Images should be left out, and everything else in the listing reproduced exactly.

Figure record extracts:

· · · ·

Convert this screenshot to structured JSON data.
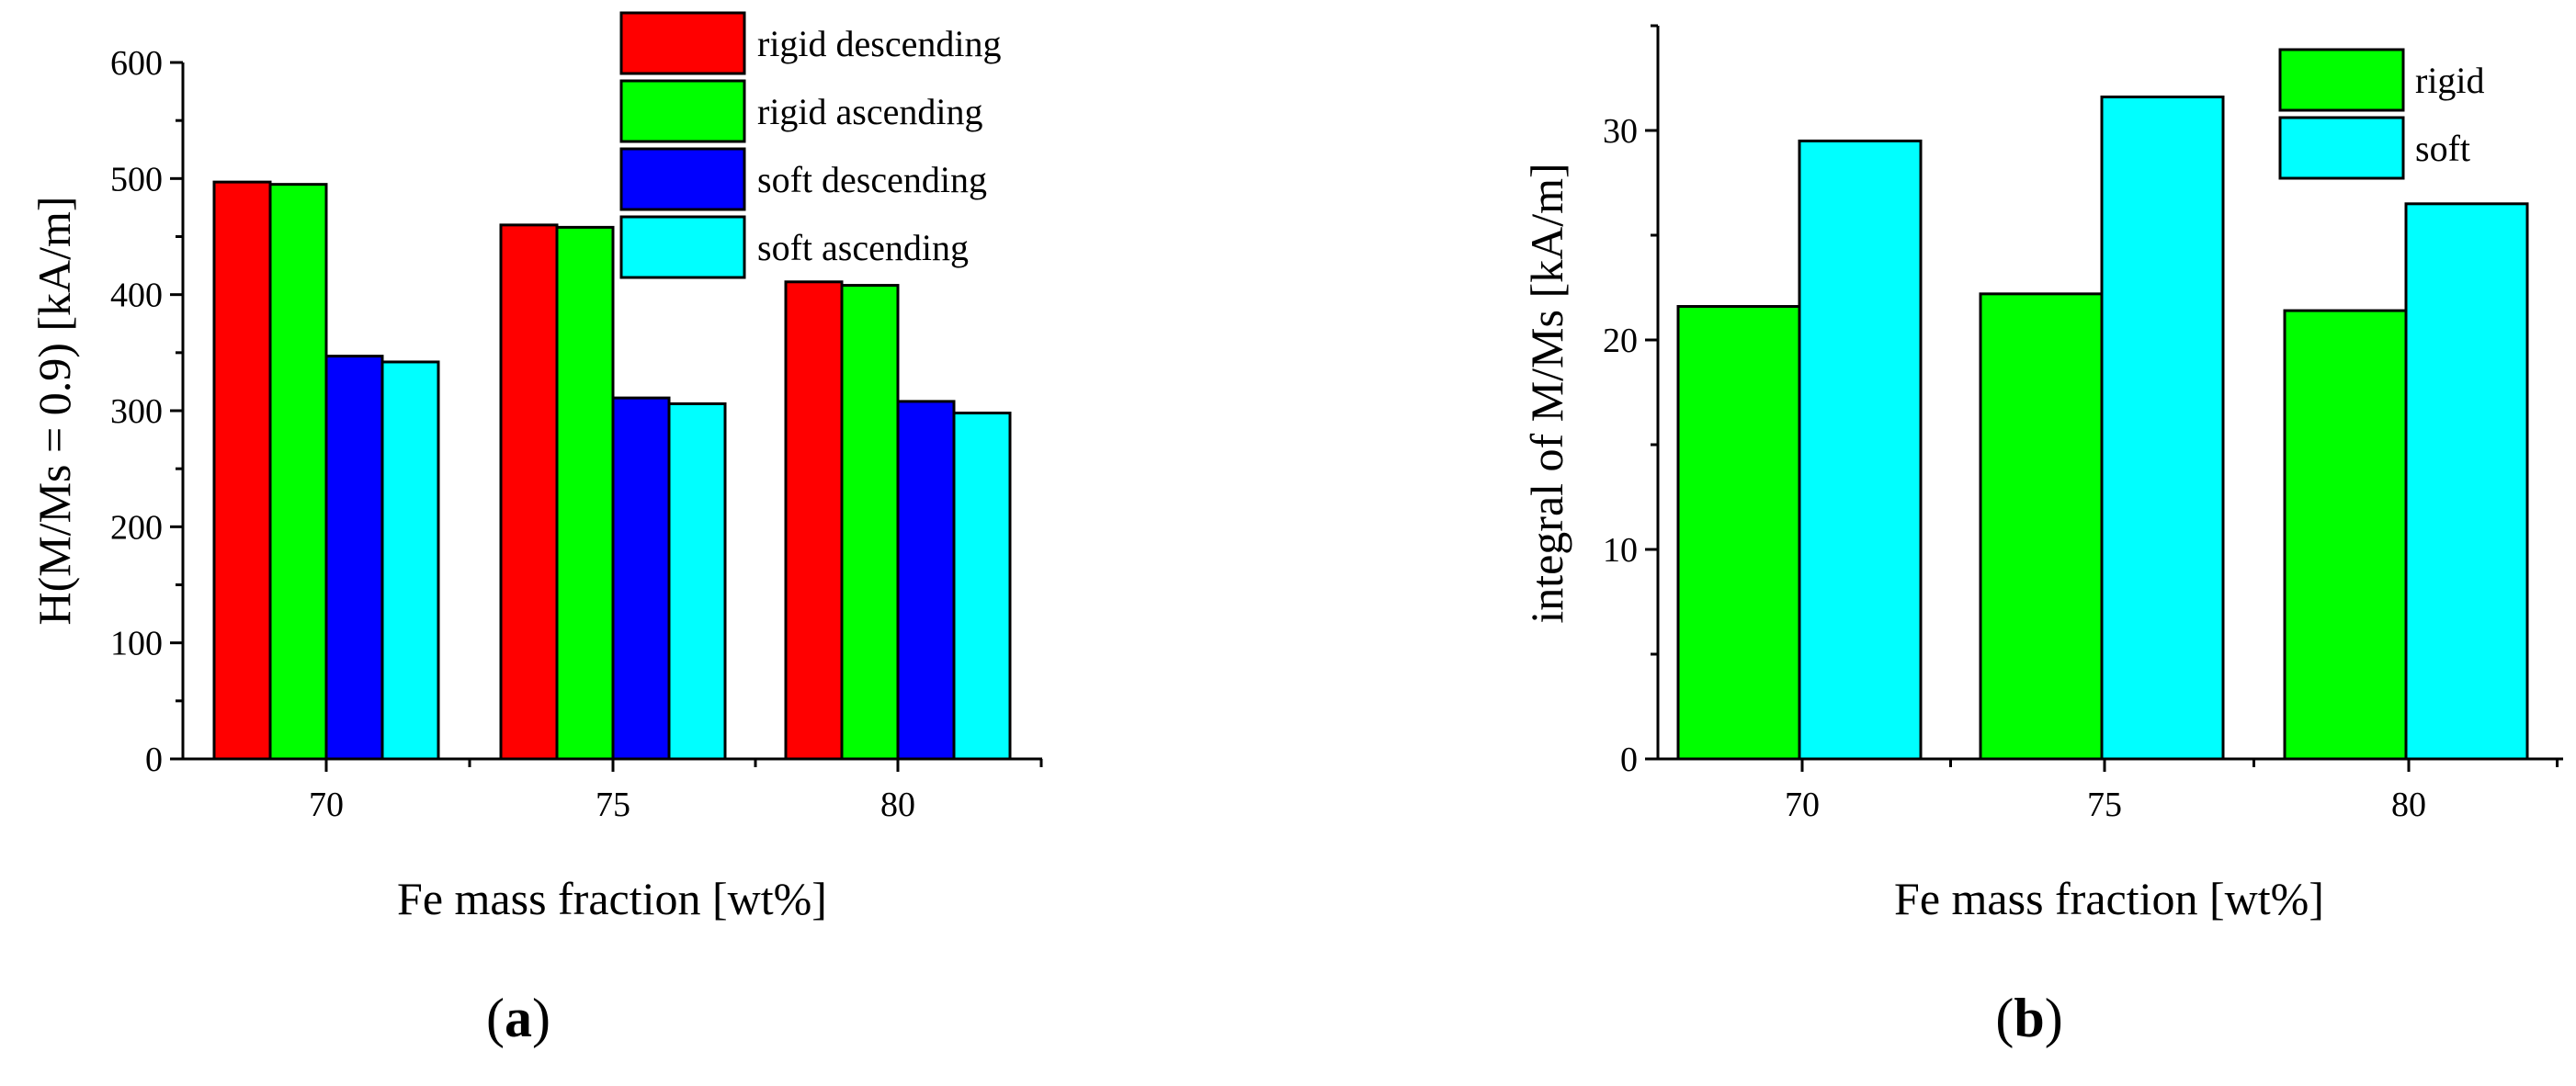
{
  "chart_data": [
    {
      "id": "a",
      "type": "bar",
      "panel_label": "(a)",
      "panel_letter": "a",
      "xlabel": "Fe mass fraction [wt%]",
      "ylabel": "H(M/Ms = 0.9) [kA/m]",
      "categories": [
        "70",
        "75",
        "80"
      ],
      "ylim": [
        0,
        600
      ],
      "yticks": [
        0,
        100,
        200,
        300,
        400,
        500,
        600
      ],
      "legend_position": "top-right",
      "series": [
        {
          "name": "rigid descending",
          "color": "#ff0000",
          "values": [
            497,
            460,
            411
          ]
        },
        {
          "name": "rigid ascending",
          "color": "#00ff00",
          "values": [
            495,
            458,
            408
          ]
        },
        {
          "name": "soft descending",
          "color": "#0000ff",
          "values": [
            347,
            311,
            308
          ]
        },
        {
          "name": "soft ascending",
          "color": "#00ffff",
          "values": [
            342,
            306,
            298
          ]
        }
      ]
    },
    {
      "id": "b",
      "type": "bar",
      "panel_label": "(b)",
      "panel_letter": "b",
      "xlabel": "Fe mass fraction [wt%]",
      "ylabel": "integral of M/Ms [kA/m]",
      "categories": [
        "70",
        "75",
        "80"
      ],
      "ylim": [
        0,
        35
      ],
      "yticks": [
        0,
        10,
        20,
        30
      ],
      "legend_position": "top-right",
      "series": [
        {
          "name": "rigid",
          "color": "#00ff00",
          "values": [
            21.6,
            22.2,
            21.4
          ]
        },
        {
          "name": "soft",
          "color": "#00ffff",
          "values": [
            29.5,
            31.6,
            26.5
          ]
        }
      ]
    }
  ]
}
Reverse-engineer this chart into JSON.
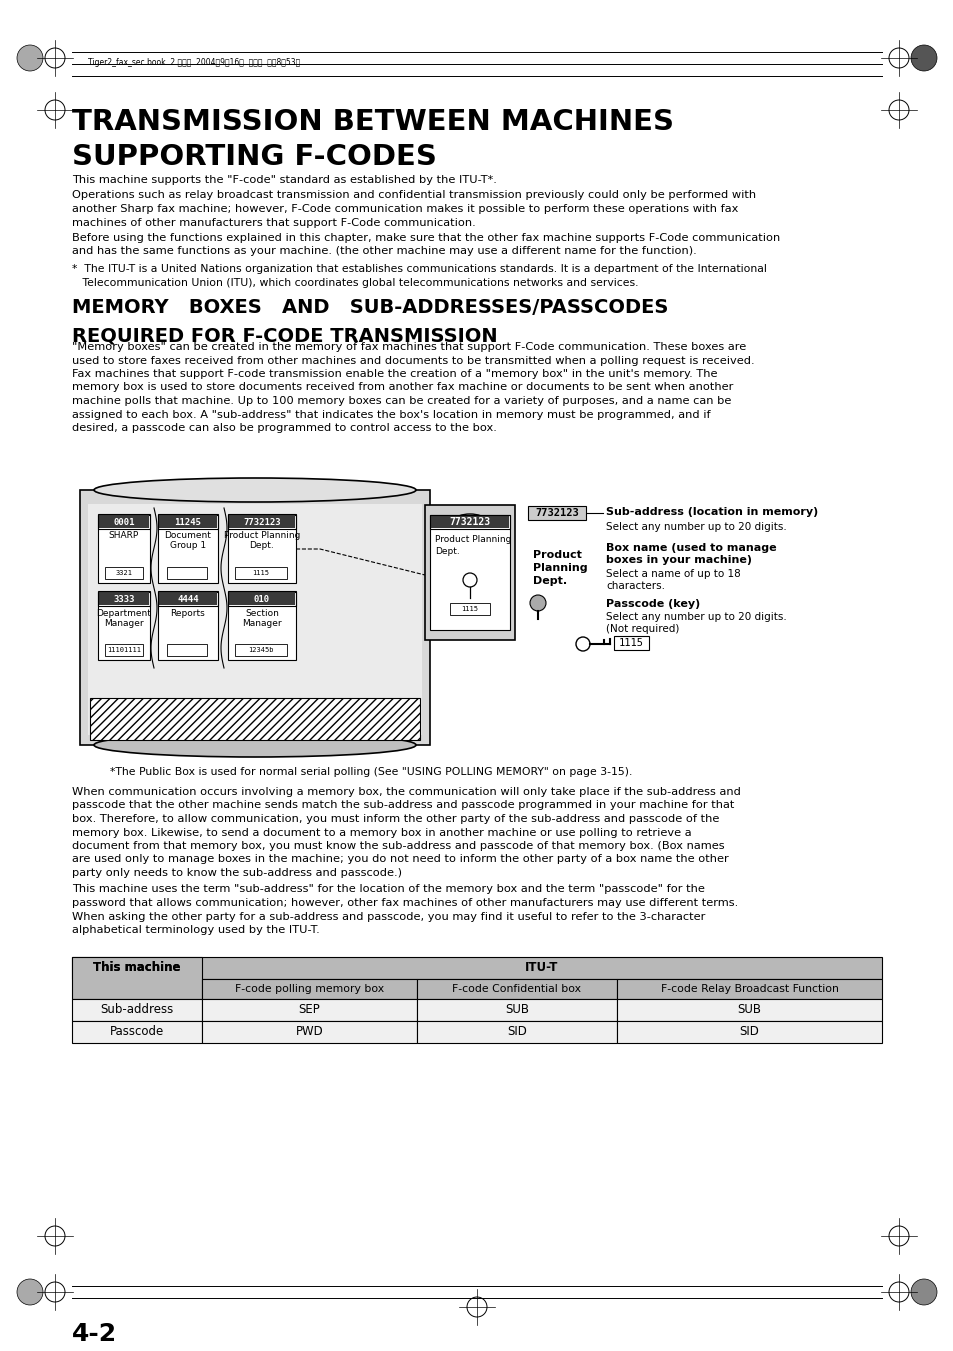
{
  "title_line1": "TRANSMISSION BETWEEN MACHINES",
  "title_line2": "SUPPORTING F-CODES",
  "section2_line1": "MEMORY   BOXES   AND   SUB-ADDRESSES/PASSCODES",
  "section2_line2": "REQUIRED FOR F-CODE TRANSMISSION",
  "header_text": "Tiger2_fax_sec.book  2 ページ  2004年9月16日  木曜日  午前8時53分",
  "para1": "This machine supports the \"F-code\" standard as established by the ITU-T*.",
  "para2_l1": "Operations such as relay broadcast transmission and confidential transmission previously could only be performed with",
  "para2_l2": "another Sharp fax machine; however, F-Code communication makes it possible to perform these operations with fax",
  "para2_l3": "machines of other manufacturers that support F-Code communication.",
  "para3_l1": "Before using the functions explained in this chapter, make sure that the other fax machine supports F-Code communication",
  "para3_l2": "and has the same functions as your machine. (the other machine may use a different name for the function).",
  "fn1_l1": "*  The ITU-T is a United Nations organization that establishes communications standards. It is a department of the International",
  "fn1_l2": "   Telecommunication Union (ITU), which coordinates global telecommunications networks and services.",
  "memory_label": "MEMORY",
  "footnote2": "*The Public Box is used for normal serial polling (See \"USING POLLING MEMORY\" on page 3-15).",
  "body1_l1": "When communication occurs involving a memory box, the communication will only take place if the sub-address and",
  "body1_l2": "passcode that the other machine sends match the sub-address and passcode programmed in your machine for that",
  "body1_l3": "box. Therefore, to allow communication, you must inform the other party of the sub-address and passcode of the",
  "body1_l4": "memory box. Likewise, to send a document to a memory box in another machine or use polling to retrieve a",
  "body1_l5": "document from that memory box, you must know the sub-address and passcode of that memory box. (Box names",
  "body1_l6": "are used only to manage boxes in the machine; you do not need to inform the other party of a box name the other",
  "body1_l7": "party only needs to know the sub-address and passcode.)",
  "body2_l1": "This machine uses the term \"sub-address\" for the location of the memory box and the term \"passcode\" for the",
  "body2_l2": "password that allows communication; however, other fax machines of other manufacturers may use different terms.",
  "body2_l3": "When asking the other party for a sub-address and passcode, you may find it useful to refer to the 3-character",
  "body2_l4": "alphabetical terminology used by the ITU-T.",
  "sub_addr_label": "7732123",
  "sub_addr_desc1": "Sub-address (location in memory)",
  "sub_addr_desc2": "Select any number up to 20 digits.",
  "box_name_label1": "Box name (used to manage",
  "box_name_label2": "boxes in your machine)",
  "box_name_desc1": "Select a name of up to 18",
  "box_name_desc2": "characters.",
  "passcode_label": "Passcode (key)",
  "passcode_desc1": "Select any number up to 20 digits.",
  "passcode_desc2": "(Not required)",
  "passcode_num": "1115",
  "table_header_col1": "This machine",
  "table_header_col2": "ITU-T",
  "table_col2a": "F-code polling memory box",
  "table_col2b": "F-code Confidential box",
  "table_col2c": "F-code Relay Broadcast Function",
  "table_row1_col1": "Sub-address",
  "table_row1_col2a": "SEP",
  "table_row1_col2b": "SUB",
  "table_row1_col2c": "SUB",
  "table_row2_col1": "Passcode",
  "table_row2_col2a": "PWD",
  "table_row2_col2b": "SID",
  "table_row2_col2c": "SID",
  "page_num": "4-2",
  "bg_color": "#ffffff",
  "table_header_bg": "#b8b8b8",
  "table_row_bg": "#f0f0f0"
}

· · · ·

Written answer:
Convert this screenshot to structured JSON data.
{
  "chart_data": [
    {
      "id": "a",
      "type": "bar",
      "panel_label": "(a)",
      "panel_letter": "a",
      "xlabel": "Fe mass fraction [wt%]",
      "ylabel": "H(M/Ms = 0.9) [kA/m]",
      "categories": [
        "70",
        "75",
        "80"
      ],
      "ylim": [
        0,
        600
      ],
      "yticks": [
        0,
        100,
        200,
        300,
        400,
        500,
        600
      ],
      "legend_position": "top-right",
      "series": [
        {
          "name": "rigid descending",
          "color": "#ff0000",
          "values": [
            497,
            460,
            411
          ]
        },
        {
          "name": "rigid ascending",
          "color": "#00ff00",
          "values": [
            495,
            458,
            408
          ]
        },
        {
          "name": "soft descending",
          "color": "#0000ff",
          "values": [
            347,
            311,
            308
          ]
        },
        {
          "name": "soft ascending",
          "color": "#00ffff",
          "values": [
            342,
            306,
            298
          ]
        }
      ]
    },
    {
      "id": "b",
      "type": "bar",
      "panel_label": "(b)",
      "panel_letter": "b",
      "xlabel": "Fe mass fraction [wt%]",
      "ylabel": "integral of M/Ms [kA/m]",
      "categories": [
        "70",
        "75",
        "80"
      ],
      "ylim": [
        0,
        35
      ],
      "yticks": [
        0,
        10,
        20,
        30
      ],
      "legend_position": "top-right",
      "series": [
        {
          "name": "rigid",
          "color": "#00ff00",
          "values": [
            21.6,
            22.2,
            21.4
          ]
        },
        {
          "name": "soft",
          "color": "#00ffff",
          "values": [
            29.5,
            31.6,
            26.5
          ]
        }
      ]
    }
  ]
}
Reverse-engineer this chart into JSON.
{
  "title_line1": "TRANSMISSION BETWEEN MACHINES",
  "title_line2": "SUPPORTING F-CODES",
  "section2_line1": "MEMORY   BOXES   AND   SUB-ADDRESSES/PASSCODES",
  "section2_line2": "REQUIRED FOR F-CODE TRANSMISSION",
  "header_text": "Tiger2_fax_sec.book  2 ページ  2004年9月16日  木曜日  午前8時53分",
  "para1": "This machine supports the \"F-code\" standard as established by the ITU-T*.",
  "para2_l1": "Operations such as relay broadcast transmission and confidential transmission previously could only be performed with",
  "para2_l2": "another Sharp fax machine; however, F-Code communication makes it possible to perform these operations with fax",
  "para2_l3": "machines of other manufacturers that support F-Code communication.",
  "para3_l1": "Before using the functions explained in this chapter, make sure that the other fax machine supports F-Code communication",
  "para3_l2": "and has the same functions as your machine. (the other machine may use a different name for the function).",
  "fn1_l1": "*  The ITU-T is a United Nations organization that establishes communications standards. It is a department of the International",
  "fn1_l2": "   Telecommunication Union (ITU), which coordinates global telecommunications networks and services.",
  "memory_label": "MEMORY",
  "footnote2": "*The Public Box is used for normal serial polling (See \"USING POLLING MEMORY\" on page 3-15).",
  "body1_l1": "When communication occurs involving a memory box, the communication will only take place if the sub-address and",
  "body1_l2": "passcode that the other machine sends match the sub-address and passcode programmed in your machine for that",
  "body1_l3": "box. Therefore, to allow communication, you must inform the other party of the sub-address and passcode of the",
  "body1_l4": "memory box. Likewise, to send a document to a memory box in another machine or use polling to retrieve a",
  "body1_l5": "document from that memory box, you must know the sub-address and passcode of that memory box. (Box names",
  "body1_l6": "are used only to manage boxes in the machine; you do not need to inform the other party of a box name the other",
  "body1_l7": "party only needs to know the sub-address and passcode.)",
  "body2_l1": "This machine uses the term \"sub-address\" for the location of the memory box and the term \"passcode\" for the",
  "body2_l2": "password that allows communication; however, other fax machines of other manufacturers may use different terms.",
  "body2_l3": "When asking the other party for a sub-address and passcode, you may find it useful to refer to the 3-character",
  "body2_l4": "alphabetical terminology used by the ITU-T.",
  "sub_addr_label": "7732123",
  "sub_addr_desc1": "Sub-address (location in memory)",
  "sub_addr_desc2": "Select any number up to 20 digits.",
  "box_name_label1": "Box name (used to manage",
  "box_name_label2": "boxes in your machine)",
  "box_name_desc1": "Select a name of up to 18",
  "box_name_desc2": "characters.",
  "passcode_label": "Passcode (key)",
  "passcode_desc1": "Select any number up to 20 digits.",
  "passcode_desc2": "(Not required)",
  "passcode_num": "1115",
  "table_header_col1": "This machine",
  "table_header_col2": "ITU-T",
  "table_col2a": "F-code polling memory box",
  "table_col2b": "F-code Confidential box",
  "table_col2c": "F-code Relay Broadcast Function",
  "table_row1_col1": "Sub-address",
  "table_row1_col2a": "SEP",
  "table_row1_col2b": "SUB",
  "table_row1_col2c": "SUB",
  "table_row2_col1": "Passcode",
  "table_row2_col2a": "PWD",
  "table_row2_col2b": "SID",
  "table_row2_col2c": "SID",
  "page_num": "4-2",
  "bg_color": "#ffffff",
  "table_header_bg": "#b8b8b8",
  "table_row_bg": "#f0f0f0"
}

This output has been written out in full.